РАЗДЕЛ ДОКУМЕНТА =>

Воля Толстого была исполнена. Во всем мире нет более поэтичной, более впечатляющей и покоряющей своей скромностью могилы, чем эта. Маленький зеленый холмик среди леса, усаженный цветами — nulla crux, nulla corona, — ни креста, ни надгробного камня, ни надписи, хотя бы имени Толстого. Могила великого человека, который, как никто другой, страдал под бременем своего имени и своей славы, осталась безымянной, — так мог быть погребен какой-нибудь бродяга без роду без племени или неизвестный солдат. Всяк может подойти к месту его последнего успокоения: редкая деревянная решетка, окружающая холмик, не запирается — ничто не охраняет покоя Льва Толстого, кроме благоговения людей, которые так любят тревожить своим любопытством могилы великих. Здесь же сама простота сдерживает бесцеремонных и заставляет умолкнуть болтливых. Ветер шелестит листвой над безымянной могилой, солнце пригревает ее, снег одевает мягким белым покровом, летом и зимой можно пройти мимо нее, даже не подозревая, что под этим бугорком погребены останки одного из величайших людей на земле. Но как раз эта безымянность и поражает сильнее любого мрамора и бронзы: из сотен людей, пришедших сюда сегодня, в этот памятный день, никто не решится сорвать с этого холмика себе на память хотя бы один-единственный цветок. Ничто в мире — в этом убеждаешься здесь вновь! — не действует столь глубоко, как предельная простота. Ни гробница Наполеона под мраморным сводом в Доме Инвалидов, ни усыпальница Гете в княжеском склепе в Веймаре, ни саркофаг Шекспира в Вестминстерском аббатстве не пробуждают с такой силой в человеке самое человечное, как эта царственно безмолвная, трогательно скромная могила где-то в лесу, безответно внимающая лишь ветру и тишине.

Перевод Н. Бунина

Ромен Роллан

(Речь к шестидесятилетию)

Если сегодня я произношу перед вами славное имя Ромена Роллана, то отнюдь не с целью лишний раз воздать хвалу его творениям, — я просто желал бы, чтобы хоть тень, хоть отблеск его личности возник в этом зале и побыл с нами. Личность — вот что нам сегодня важно! Книг, печатных произведений у нас предостаточно; мир задушен, раздавлен бумагой. С каждой афиши, газетного киоска, книжного прилавка смотрят на нас имена. Каждое имя хочет, чтобы его услышали, каждое требует внимания, в каждом — вопрос, обращенный к нам. А время, подобное нашему, время смутное и беспокойное, требует ответа; оно требует ответа от человека, оно требует подтверждения, и для этого времени нужна личность. Не надо забывать, что минувшая война не только разрушила города и опустошила поля, но и в самом человеке, в каждом из нас разрушила доверчивость. Как из разбитого сосуда вытекает содержимое, так — вместе с прочными устоями государства, с привычными идеями старого времени — исчезла и наша способность верить, и каждый из нас должен теперь, по мере сил, заменить утраченное новой жизненной верой в новое время.

Вы могли тысячекратно убедиться, что в своих исканиях люди всегда тяготеют к определенной личности. Вы видели: одни обращаются к Рудольфу Штейнеру, другие — к графу Кейзерлингу, третьи — к Фрейду, четвертые — еще и еще к кому-то. Но все они сознают одно: не от книг, а от человека, от его жизненного примера могут они ждать истинного ответа.

НАБОР МАТЕРИАЛА =>
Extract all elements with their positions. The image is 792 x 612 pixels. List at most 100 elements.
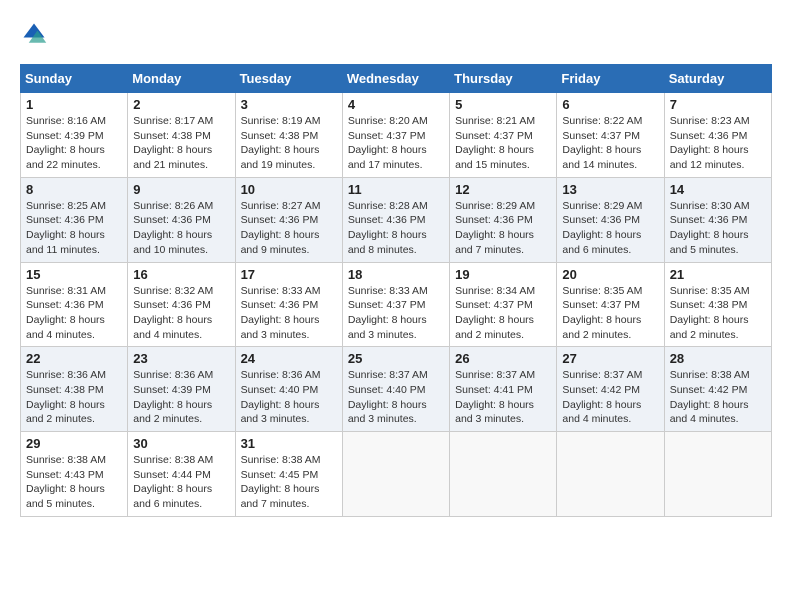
day-detail: Sunrise: 8:38 AMSunset: 4:42 PMDaylight:… (670, 369, 750, 425)
day-number: 19 (455, 267, 551, 282)
table-row (557, 432, 664, 517)
day-number: 10 (241, 182, 337, 197)
table-row: 15 Sunrise: 8:31 AMSunset: 4:36 PMDaylig… (21, 262, 128, 347)
table-row: 21 Sunrise: 8:35 AMSunset: 4:38 PMDaylig… (664, 262, 771, 347)
table-row (342, 432, 449, 517)
day-number: 16 (133, 267, 229, 282)
day-number: 12 (455, 182, 551, 197)
day-number: 15 (26, 267, 122, 282)
day-detail: Sunrise: 8:38 AMSunset: 4:44 PMDaylight:… (133, 454, 213, 510)
table-row: 14 Sunrise: 8:30 AMSunset: 4:36 PMDaylig… (664, 177, 771, 262)
day-detail: Sunrise: 8:20 AMSunset: 4:37 PMDaylight:… (348, 115, 428, 171)
table-row: 11 Sunrise: 8:28 AMSunset: 4:36 PMDaylig… (342, 177, 449, 262)
table-row: 4 Sunrise: 8:20 AMSunset: 4:37 PMDayligh… (342, 93, 449, 178)
day-detail: Sunrise: 8:35 AMSunset: 4:37 PMDaylight:… (562, 285, 642, 341)
col-wednesday: Wednesday (342, 65, 449, 93)
table-row: 24 Sunrise: 8:36 AMSunset: 4:40 PMDaylig… (235, 347, 342, 432)
day-number: 21 (670, 267, 766, 282)
day-detail: Sunrise: 8:35 AMSunset: 4:38 PMDaylight:… (670, 285, 750, 341)
page-header (20, 20, 772, 48)
col-thursday: Thursday (450, 65, 557, 93)
logo-icon (20, 20, 48, 48)
day-number: 29 (26, 436, 122, 451)
day-detail: Sunrise: 8:37 AMSunset: 4:42 PMDaylight:… (562, 369, 642, 425)
col-monday: Monday (128, 65, 235, 93)
day-number: 3 (241, 97, 337, 112)
table-row (664, 432, 771, 517)
day-detail: Sunrise: 8:23 AMSunset: 4:36 PMDaylight:… (670, 115, 750, 171)
day-number: 8 (26, 182, 122, 197)
calendar-week-row: 22 Sunrise: 8:36 AMSunset: 4:38 PMDaylig… (21, 347, 772, 432)
day-number: 17 (241, 267, 337, 282)
day-number: 20 (562, 267, 658, 282)
day-number: 26 (455, 351, 551, 366)
day-detail: Sunrise: 8:30 AMSunset: 4:36 PMDaylight:… (670, 200, 750, 256)
day-number: 30 (133, 436, 229, 451)
day-detail: Sunrise: 8:31 AMSunset: 4:36 PMDaylight:… (26, 285, 106, 341)
calendar-week-row: 15 Sunrise: 8:31 AMSunset: 4:36 PMDaylig… (21, 262, 772, 347)
day-detail: Sunrise: 8:37 AMSunset: 4:40 PMDaylight:… (348, 369, 428, 425)
table-row: 12 Sunrise: 8:29 AMSunset: 4:36 PMDaylig… (450, 177, 557, 262)
day-detail: Sunrise: 8:27 AMSunset: 4:36 PMDaylight:… (241, 200, 321, 256)
day-detail: Sunrise: 8:33 AMSunset: 4:37 PMDaylight:… (348, 285, 428, 341)
day-detail: Sunrise: 8:38 AMSunset: 4:43 PMDaylight:… (26, 454, 106, 510)
day-number: 28 (670, 351, 766, 366)
table-row: 1 Sunrise: 8:16 AMSunset: 4:39 PMDayligh… (21, 93, 128, 178)
day-detail: Sunrise: 8:25 AMSunset: 4:36 PMDaylight:… (26, 200, 106, 256)
day-detail: Sunrise: 8:19 AMSunset: 4:38 PMDaylight:… (241, 115, 321, 171)
col-friday: Friday (557, 65, 664, 93)
table-row: 2 Sunrise: 8:17 AMSunset: 4:38 PMDayligh… (128, 93, 235, 178)
col-saturday: Saturday (664, 65, 771, 93)
day-detail: Sunrise: 8:38 AMSunset: 4:45 PMDaylight:… (241, 454, 321, 510)
table-row: 5 Sunrise: 8:21 AMSunset: 4:37 PMDayligh… (450, 93, 557, 178)
day-detail: Sunrise: 8:36 AMSunset: 4:39 PMDaylight:… (133, 369, 213, 425)
day-number: 9 (133, 182, 229, 197)
day-number: 7 (670, 97, 766, 112)
day-number: 4 (348, 97, 444, 112)
day-detail: Sunrise: 8:17 AMSunset: 4:38 PMDaylight:… (133, 115, 213, 171)
table-row: 17 Sunrise: 8:33 AMSunset: 4:36 PMDaylig… (235, 262, 342, 347)
col-tuesday: Tuesday (235, 65, 342, 93)
day-detail: Sunrise: 8:26 AMSunset: 4:36 PMDaylight:… (133, 200, 213, 256)
table-row: 18 Sunrise: 8:33 AMSunset: 4:37 PMDaylig… (342, 262, 449, 347)
day-detail: Sunrise: 8:36 AMSunset: 4:40 PMDaylight:… (241, 369, 321, 425)
logo (20, 20, 52, 48)
day-detail: Sunrise: 8:36 AMSunset: 4:38 PMDaylight:… (26, 369, 106, 425)
day-detail: Sunrise: 8:29 AMSunset: 4:36 PMDaylight:… (562, 200, 642, 256)
day-number: 25 (348, 351, 444, 366)
table-row: 9 Sunrise: 8:26 AMSunset: 4:36 PMDayligh… (128, 177, 235, 262)
table-row (450, 432, 557, 517)
calendar-header-row: Sunday Monday Tuesday Wednesday Thursday… (21, 65, 772, 93)
day-number: 31 (241, 436, 337, 451)
calendar-week-row: 8 Sunrise: 8:25 AMSunset: 4:36 PMDayligh… (21, 177, 772, 262)
day-number: 18 (348, 267, 444, 282)
table-row: 3 Sunrise: 8:19 AMSunset: 4:38 PMDayligh… (235, 93, 342, 178)
day-detail: Sunrise: 8:29 AMSunset: 4:36 PMDaylight:… (455, 200, 535, 256)
table-row: 7 Sunrise: 8:23 AMSunset: 4:36 PMDayligh… (664, 93, 771, 178)
col-sunday: Sunday (21, 65, 128, 93)
day-number: 14 (670, 182, 766, 197)
table-row: 31 Sunrise: 8:38 AMSunset: 4:45 PMDaylig… (235, 432, 342, 517)
table-row: 30 Sunrise: 8:38 AMSunset: 4:44 PMDaylig… (128, 432, 235, 517)
calendar-table: Sunday Monday Tuesday Wednesday Thursday… (20, 64, 772, 517)
day-detail: Sunrise: 8:33 AMSunset: 4:36 PMDaylight:… (241, 285, 321, 341)
day-number: 27 (562, 351, 658, 366)
day-number: 13 (562, 182, 658, 197)
day-detail: Sunrise: 8:21 AMSunset: 4:37 PMDaylight:… (455, 115, 535, 171)
table-row: 13 Sunrise: 8:29 AMSunset: 4:36 PMDaylig… (557, 177, 664, 262)
day-number: 6 (562, 97, 658, 112)
day-detail: Sunrise: 8:28 AMSunset: 4:36 PMDaylight:… (348, 200, 428, 256)
table-row: 29 Sunrise: 8:38 AMSunset: 4:43 PMDaylig… (21, 432, 128, 517)
day-number: 22 (26, 351, 122, 366)
table-row: 10 Sunrise: 8:27 AMSunset: 4:36 PMDaylig… (235, 177, 342, 262)
day-number: 24 (241, 351, 337, 366)
day-number: 5 (455, 97, 551, 112)
day-detail: Sunrise: 8:32 AMSunset: 4:36 PMDaylight:… (133, 285, 213, 341)
table-row: 8 Sunrise: 8:25 AMSunset: 4:36 PMDayligh… (21, 177, 128, 262)
table-row: 22 Sunrise: 8:36 AMSunset: 4:38 PMDaylig… (21, 347, 128, 432)
table-row: 26 Sunrise: 8:37 AMSunset: 4:41 PMDaylig… (450, 347, 557, 432)
table-row: 28 Sunrise: 8:38 AMSunset: 4:42 PMDaylig… (664, 347, 771, 432)
day-number: 23 (133, 351, 229, 366)
day-detail: Sunrise: 8:34 AMSunset: 4:37 PMDaylight:… (455, 285, 535, 341)
table-row: 25 Sunrise: 8:37 AMSunset: 4:40 PMDaylig… (342, 347, 449, 432)
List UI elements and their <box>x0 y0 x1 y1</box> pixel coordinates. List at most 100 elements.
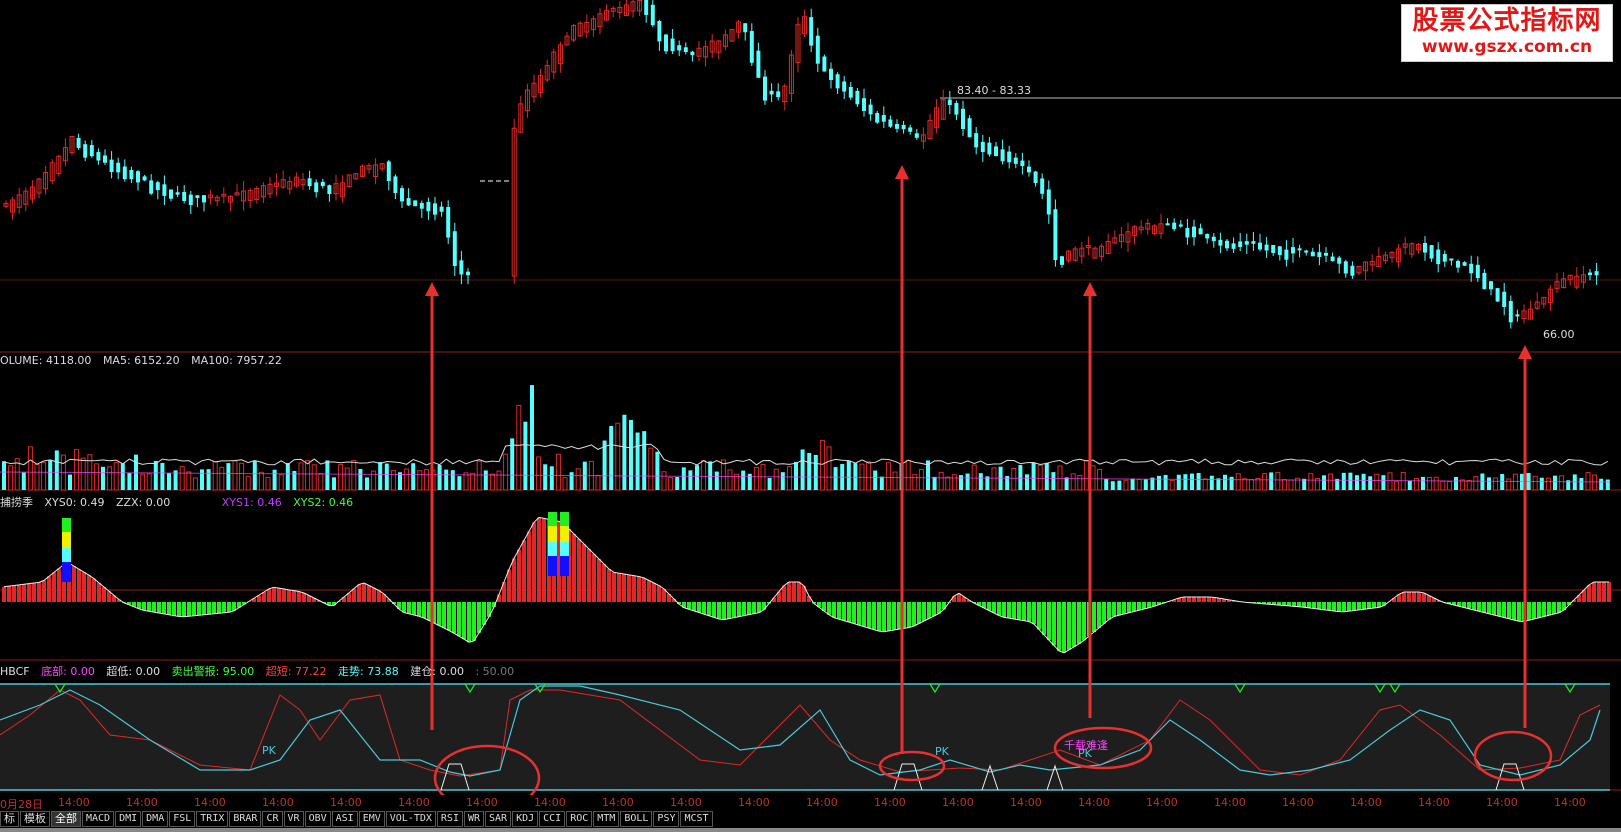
candle-down <box>406 198 411 206</box>
indicator-tab-dmi[interactable]: DMI <box>115 811 142 827</box>
volume-bar-down <box>48 460 53 490</box>
histogram-bar <box>482 602 486 625</box>
histogram-bar <box>627 574 631 602</box>
volume-bar-down <box>978 473 983 490</box>
histogram-bar <box>1602 582 1606 602</box>
indicator-tab-mtm[interactable]: MTM <box>593 811 620 827</box>
indicator-tab-mcst[interactable]: MCST <box>680 811 713 827</box>
histogram-bar <box>1352 602 1356 611</box>
histogram-bar <box>222 602 226 613</box>
histogram-bar <box>1017 602 1021 620</box>
indicator-tab-rsi[interactable]: RSI <box>436 811 463 827</box>
histogram-bar <box>377 590 381 602</box>
volume-bar-down <box>1480 473 1485 490</box>
candle-down <box>967 118 972 138</box>
volume-bar-down <box>1407 480 1412 490</box>
indicator-tab-bar[interactable]: 标模板 全部 MACD DMI DMA FSL TRIX BRAR CR VR OBV ASI EMV V… <box>0 811 1621 827</box>
candle-down <box>1185 228 1190 238</box>
histogram-bar <box>1407 592 1411 602</box>
volume-bar-up <box>8 465 14 491</box>
indicator-tab-cci[interactable]: CCI <box>539 811 566 827</box>
candle-down <box>980 141 985 153</box>
volume-bar-up <box>562 477 568 491</box>
histogram-bar <box>1122 602 1126 614</box>
indicator1-histogram <box>2 512 1611 654</box>
zoushi-value: 走势: 73.88 <box>338 665 399 678</box>
histogram-bar <box>1332 602 1336 611</box>
histogram-bar <box>602 564 606 602</box>
volume-bar-down <box>1322 475 1326 490</box>
histogram-bar <box>1422 593 1426 602</box>
indicator-tab-全部[interactable]: 全部 <box>51 811 81 827</box>
candle-down <box>89 145 94 157</box>
candle-down <box>1271 244 1276 254</box>
histogram-bar <box>747 602 751 615</box>
signal-stack-block <box>560 542 569 556</box>
histogram-bar <box>1102 602 1106 624</box>
volume-bar-down <box>635 432 640 490</box>
histogram-bar <box>1527 602 1531 621</box>
candle-down <box>842 81 847 92</box>
histogram-bar <box>922 602 926 621</box>
histogram-bar <box>797 582 801 602</box>
volume-bar-up <box>661 471 667 491</box>
histogram-bar <box>862 602 866 627</box>
pk-label-2: PK <box>935 745 949 758</box>
histogram-bar <box>1342 602 1346 612</box>
stock-chart[interactable] <box>0 0 1621 832</box>
volume-bar-down <box>1209 475 1214 490</box>
indicator-tab-obv[interactable]: OBV <box>304 811 331 827</box>
volume-bar-up <box>866 461 872 491</box>
histogram-bar <box>57 568 61 602</box>
candle-down <box>188 194 193 206</box>
volume-bar-up <box>27 446 33 491</box>
histogram-bar <box>847 602 851 623</box>
indicator-tab-brar[interactable]: BRAR <box>229 811 262 827</box>
volume-bar-down <box>1110 481 1115 490</box>
indicator-tab-emv[interactable]: EMV <box>358 811 385 827</box>
indicator-tab-cr[interactable]: CR <box>262 811 283 827</box>
candle-down <box>1251 241 1256 244</box>
volume-bar-up <box>503 453 509 491</box>
histogram-bar <box>452 602 456 634</box>
histogram-bar <box>1472 602 1476 610</box>
candle-down <box>1198 228 1203 235</box>
indicator-tab-macd[interactable]: MACD <box>82 811 115 827</box>
indicator-tab-wr[interactable]: WR <box>463 811 485 827</box>
candle-down <box>1046 189 1051 215</box>
time-axis-tick: 14:00 <box>1010 796 1042 809</box>
histogram-bar <box>302 593 306 602</box>
indicator-tab-模板[interactable]: 模板 <box>20 811 50 827</box>
histogram-bar <box>1002 602 1006 618</box>
histogram-bar <box>1107 602 1111 620</box>
indicator-tab-vr[interactable]: VR <box>283 811 304 827</box>
candle-down <box>202 195 206 203</box>
volume-bar-down <box>1355 475 1359 490</box>
volume-bar-up <box>140 473 146 491</box>
histogram-bar <box>1587 585 1591 602</box>
candle-down <box>908 127 913 132</box>
indicator-tab-kdj[interactable]: KDJ <box>512 811 539 827</box>
histogram-bar <box>1492 602 1496 615</box>
price-label-low: 66.00 <box>1543 328 1575 341</box>
indicator-tab-标[interactable]: 标 <box>0 811 19 827</box>
indicator-tab-psy[interactable]: PSY <box>653 811 680 827</box>
volume-bar-down <box>569 472 574 490</box>
indicator-tab-asi[interactable]: ASI <box>331 811 358 827</box>
histogram-bar <box>2 586 6 602</box>
watermark-url: www.gszx.com.cn <box>1421 37 1593 57</box>
indicator-tab-boll[interactable]: BOLL <box>620 811 653 827</box>
volume-bar-up <box>1466 479 1472 491</box>
indicator-tab-fsl[interactable]: FSL <box>169 811 196 827</box>
histogram-bar <box>102 587 106 602</box>
indicator-tab-sar[interactable]: SAR <box>485 811 512 827</box>
indicator-tab-roc[interactable]: ROC <box>566 811 593 827</box>
candle-down <box>393 176 398 194</box>
volume-bar-up <box>1083 460 1089 491</box>
indicator-tab-vol-tdx[interactable]: VOL-TDX <box>385 811 436 827</box>
histogram-bar <box>1507 602 1511 619</box>
indicator-tab-dma[interactable]: DMA <box>142 811 169 827</box>
indicator-tab-trix[interactable]: TRIX <box>196 811 229 827</box>
candle-down <box>1172 222 1177 230</box>
volume-bar-up <box>727 469 733 491</box>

ЧТО СДЕЛАТЬ =>
1/ Повторите слово в слово отрывок раздела документа от «Вы могли тысячекратно» до «ждать истинного ответа.».
2/ Определите, согласуются ли с разделом документа утверждения (а), (б) и (в). На каждое ответьте «да» или «нет» и приведите точную цитату, которая это решает.
(а) Деревянная решетка вокруг холмика запирается.
(б) На могиле Толстого нет ни креста, ни надгробного камня.
(в) Говорящий произносит имя Ромена Роллана, чтобы еще раз воздать хвалу его творениям.

РАЗБОР ОТВЕТОВ =>
1/
Вы могли тысячекратно убедиться, что в своих исканиях люди всегда тяготеют к определенной личности. Вы видели: одни обращаются к Рудольфу Штейнеру, другие — к графу Кейзерлингу, третьи — к Фрейду, четвертые — еще и еще к кому-то. Но все они сознают одно: не от книг, а от человека, от его жизненного примера могут они ждать истинного ответа.

2/
(а) Нет: «редкая деревянная решетка, окружающая холмик, не запирается».
(б) Да: «ни креста, ни надгробного камня, ни надписи, хотя бы имени Толстого».
(в) Нет: «то отнюдь не с целью лишний раз воздать хвалу его творениям».